_Given exercise:_
Provide only the number of lines in the data below that contain the string "content".

_Data in this exercise:_
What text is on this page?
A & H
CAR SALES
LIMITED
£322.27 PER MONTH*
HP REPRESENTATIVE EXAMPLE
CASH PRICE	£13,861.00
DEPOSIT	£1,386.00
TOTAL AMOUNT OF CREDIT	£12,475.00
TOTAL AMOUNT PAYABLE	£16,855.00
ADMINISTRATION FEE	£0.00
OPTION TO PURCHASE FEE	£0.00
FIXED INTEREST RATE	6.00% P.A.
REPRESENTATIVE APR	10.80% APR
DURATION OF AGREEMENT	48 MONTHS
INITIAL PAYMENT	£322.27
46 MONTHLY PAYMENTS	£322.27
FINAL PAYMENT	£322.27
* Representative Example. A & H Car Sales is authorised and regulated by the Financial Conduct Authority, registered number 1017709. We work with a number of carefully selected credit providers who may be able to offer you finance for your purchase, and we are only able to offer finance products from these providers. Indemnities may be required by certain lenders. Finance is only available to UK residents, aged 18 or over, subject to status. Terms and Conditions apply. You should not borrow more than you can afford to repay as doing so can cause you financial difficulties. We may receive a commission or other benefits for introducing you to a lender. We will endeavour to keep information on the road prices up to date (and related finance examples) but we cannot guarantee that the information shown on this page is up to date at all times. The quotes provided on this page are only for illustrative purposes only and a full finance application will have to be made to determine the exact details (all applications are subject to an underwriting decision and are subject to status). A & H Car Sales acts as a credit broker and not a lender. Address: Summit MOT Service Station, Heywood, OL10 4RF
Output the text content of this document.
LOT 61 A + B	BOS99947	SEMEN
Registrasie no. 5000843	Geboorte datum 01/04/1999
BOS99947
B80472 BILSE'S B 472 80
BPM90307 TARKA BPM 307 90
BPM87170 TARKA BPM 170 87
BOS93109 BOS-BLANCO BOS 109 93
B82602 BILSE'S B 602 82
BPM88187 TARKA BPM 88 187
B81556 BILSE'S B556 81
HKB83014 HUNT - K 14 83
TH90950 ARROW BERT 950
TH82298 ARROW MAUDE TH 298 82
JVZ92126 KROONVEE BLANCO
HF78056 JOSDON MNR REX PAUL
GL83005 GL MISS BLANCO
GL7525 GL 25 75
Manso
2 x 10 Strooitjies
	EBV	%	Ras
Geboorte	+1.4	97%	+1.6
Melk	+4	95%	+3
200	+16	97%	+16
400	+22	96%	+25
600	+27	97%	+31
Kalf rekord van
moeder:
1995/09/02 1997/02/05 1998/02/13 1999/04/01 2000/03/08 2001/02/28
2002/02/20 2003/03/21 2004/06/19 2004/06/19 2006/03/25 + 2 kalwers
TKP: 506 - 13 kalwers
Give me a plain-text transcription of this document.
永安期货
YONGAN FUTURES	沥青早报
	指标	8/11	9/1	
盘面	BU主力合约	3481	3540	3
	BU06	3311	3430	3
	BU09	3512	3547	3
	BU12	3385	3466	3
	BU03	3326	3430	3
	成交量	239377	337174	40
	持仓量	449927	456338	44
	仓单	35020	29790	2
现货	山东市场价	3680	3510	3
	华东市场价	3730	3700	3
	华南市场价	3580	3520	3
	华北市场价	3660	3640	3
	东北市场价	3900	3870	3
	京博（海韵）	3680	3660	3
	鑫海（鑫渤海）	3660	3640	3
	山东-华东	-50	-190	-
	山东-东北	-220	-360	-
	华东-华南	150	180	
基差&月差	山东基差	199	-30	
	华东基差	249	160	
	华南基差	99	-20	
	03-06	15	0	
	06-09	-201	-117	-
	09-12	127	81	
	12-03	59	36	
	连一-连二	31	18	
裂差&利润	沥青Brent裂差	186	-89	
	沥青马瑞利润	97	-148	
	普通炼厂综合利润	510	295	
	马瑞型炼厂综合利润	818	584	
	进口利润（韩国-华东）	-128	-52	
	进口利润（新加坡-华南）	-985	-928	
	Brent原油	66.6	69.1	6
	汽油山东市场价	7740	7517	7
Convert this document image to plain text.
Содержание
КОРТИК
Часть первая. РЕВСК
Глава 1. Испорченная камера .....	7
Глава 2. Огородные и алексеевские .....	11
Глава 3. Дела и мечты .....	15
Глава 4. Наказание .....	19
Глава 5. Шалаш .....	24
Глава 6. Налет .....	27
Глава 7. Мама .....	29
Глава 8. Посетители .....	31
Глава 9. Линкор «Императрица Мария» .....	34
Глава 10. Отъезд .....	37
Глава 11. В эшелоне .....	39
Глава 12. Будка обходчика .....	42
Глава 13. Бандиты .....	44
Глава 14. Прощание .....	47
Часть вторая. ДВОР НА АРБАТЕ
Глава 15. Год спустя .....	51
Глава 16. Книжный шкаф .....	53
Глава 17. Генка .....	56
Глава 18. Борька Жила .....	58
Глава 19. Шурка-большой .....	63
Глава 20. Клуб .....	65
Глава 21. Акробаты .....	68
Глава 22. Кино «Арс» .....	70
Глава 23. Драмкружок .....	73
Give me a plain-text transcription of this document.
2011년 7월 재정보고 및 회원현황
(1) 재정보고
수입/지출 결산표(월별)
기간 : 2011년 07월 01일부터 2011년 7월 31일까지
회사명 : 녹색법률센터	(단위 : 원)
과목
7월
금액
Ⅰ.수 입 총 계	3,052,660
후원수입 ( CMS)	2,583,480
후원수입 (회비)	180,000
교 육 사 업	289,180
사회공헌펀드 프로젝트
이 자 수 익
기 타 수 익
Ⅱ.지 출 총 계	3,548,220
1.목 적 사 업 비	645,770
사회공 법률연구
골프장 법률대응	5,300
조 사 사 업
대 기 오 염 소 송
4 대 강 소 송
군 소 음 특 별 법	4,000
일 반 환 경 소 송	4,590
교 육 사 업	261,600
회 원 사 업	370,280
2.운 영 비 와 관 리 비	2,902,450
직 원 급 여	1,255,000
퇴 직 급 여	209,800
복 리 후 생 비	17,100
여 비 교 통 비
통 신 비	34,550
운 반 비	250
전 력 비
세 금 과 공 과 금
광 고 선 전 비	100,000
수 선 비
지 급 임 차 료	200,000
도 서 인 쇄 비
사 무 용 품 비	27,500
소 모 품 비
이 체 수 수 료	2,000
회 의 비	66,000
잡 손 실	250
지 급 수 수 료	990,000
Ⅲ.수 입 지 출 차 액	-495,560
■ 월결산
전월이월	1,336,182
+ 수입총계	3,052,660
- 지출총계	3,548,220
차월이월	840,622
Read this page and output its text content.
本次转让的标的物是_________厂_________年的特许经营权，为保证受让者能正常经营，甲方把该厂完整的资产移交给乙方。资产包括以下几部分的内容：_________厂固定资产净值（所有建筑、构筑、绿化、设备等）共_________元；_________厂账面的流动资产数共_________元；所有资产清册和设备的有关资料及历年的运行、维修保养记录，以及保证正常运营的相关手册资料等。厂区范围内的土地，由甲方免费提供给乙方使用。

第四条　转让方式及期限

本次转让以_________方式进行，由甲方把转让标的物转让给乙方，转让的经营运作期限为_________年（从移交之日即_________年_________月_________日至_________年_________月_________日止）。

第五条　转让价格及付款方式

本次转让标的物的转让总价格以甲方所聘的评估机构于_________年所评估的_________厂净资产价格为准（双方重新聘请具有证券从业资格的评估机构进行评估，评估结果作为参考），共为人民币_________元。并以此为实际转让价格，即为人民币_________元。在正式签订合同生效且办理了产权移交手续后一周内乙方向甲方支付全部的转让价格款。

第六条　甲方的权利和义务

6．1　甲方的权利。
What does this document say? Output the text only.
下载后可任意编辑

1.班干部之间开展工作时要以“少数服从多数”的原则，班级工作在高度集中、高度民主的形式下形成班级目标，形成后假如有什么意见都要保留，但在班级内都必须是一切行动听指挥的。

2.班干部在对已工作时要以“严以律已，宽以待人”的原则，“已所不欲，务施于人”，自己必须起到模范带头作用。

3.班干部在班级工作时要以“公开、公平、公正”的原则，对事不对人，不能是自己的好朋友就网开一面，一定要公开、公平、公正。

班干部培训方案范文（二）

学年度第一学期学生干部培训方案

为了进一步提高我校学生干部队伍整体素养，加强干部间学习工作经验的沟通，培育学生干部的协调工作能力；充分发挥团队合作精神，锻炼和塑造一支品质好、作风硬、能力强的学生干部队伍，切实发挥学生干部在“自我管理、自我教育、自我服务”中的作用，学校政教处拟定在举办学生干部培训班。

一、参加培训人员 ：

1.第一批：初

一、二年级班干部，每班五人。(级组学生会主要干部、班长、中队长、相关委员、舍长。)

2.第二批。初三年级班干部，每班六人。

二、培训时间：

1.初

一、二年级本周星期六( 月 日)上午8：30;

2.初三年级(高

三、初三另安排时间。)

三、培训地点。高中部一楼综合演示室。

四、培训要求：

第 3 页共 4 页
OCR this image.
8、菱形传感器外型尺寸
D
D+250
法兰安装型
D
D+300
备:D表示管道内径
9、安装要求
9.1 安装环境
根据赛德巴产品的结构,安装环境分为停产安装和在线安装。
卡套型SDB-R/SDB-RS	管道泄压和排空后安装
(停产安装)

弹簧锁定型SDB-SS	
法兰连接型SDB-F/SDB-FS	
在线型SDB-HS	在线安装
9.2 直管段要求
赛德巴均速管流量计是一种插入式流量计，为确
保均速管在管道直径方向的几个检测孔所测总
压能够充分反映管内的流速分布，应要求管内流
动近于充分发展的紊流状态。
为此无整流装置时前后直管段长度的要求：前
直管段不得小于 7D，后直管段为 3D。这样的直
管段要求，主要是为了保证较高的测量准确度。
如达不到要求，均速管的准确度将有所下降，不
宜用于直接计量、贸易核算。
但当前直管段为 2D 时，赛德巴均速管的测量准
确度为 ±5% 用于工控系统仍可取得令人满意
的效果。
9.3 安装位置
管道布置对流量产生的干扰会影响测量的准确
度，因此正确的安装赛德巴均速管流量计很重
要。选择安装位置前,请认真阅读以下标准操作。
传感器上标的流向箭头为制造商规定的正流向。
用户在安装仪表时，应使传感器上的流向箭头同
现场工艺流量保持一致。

_Response to this exercise:_
2